Short task
Reproduce the whole listing, character for character.

--*--

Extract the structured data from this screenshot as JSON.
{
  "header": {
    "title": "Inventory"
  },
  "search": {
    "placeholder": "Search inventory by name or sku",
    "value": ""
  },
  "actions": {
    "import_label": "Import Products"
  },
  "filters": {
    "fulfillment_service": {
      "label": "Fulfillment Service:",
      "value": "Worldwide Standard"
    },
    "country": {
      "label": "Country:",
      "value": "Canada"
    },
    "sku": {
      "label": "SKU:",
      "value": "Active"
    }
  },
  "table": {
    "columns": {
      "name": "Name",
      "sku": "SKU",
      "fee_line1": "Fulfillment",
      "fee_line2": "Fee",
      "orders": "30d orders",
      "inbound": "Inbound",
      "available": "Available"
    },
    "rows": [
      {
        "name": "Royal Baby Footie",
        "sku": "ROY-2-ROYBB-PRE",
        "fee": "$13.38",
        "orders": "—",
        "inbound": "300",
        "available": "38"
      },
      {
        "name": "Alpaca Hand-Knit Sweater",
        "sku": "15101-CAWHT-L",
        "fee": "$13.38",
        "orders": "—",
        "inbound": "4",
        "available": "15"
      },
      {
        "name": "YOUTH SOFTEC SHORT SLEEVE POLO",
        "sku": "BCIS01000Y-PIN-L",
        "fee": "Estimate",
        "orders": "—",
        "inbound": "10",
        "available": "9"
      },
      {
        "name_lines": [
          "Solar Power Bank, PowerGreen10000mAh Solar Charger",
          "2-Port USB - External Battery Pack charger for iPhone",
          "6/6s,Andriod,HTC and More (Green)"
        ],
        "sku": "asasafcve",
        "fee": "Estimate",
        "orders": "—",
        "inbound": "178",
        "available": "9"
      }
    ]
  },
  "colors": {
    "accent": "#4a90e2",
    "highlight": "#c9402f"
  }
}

--*--

Exercise output
Extract the structured data from this screenshot as JSON.
{
  "header": {
    "title": "Inventory"
  },
  "search": {
    "placeholder": "Search inventory by name or sku",
    "value": ""
  },
  "actions": {
    "import_label": "Import Products"
  },
  "filters": {
    "fulfillment_service": {
      "label": "Fulfillment Service:",
      "value": "Worldwide Standard"
    },
    "country": {
      "label": "Country:",
      "value": "Canada"
    },
    "sku": {
      "label": "SKU:",
      "value": "Active"
    }
  },
  "table": {
    "columns": {
      "name": "Name",
      "sku": "SKU",
      "fee_line1": "Fulfillment",
      "fee_line2": "Fee",
      "orders": "30d orders",
      "inbound": "Inbound",
      "available": "Available"
    },
    "rows": [
      {
        "name": "Royal Baby Footie",
        "sku": "ROY-2-ROYBB-PRE",
        "fee": "$13.38",
        "orders": "—",
        "inbound": "300",
        "available": "38"
      },
      {
        "name": "Alpaca Hand-Knit Sweater",
        "sku": "15101-CAWHT-L",
        "fee": "$13.38",
        "orders": "—",
        "inbound": "4",
        "available": "15"
      },
      {
        "name": "YOUTH SOFTEC SHORT SLEEVE POLO",
        "sku": "BCIS01000Y-PIN-L",
        "fee": "Estimate",
        "orders": "—",
        "inbound": "10",
        "available": "9"
      },
      {
        "name_lines": [
          "Solar Power Bank, PowerGreen10000mAh Solar Charger",
          "2-Port USB - External Battery Pack charger for iPhone",
          "6/6s,Andriod,HTC and More (Green)"
        ],
        "sku": "asasafcve",
        "fee": "Estimate",
        "orders": "—",
        "inbound": "178",
        "available": "9"
      }
    ]
  },
  "colors": {
    "accent": "#4a90e2",
    "highlight": "#c9402f"
  }
}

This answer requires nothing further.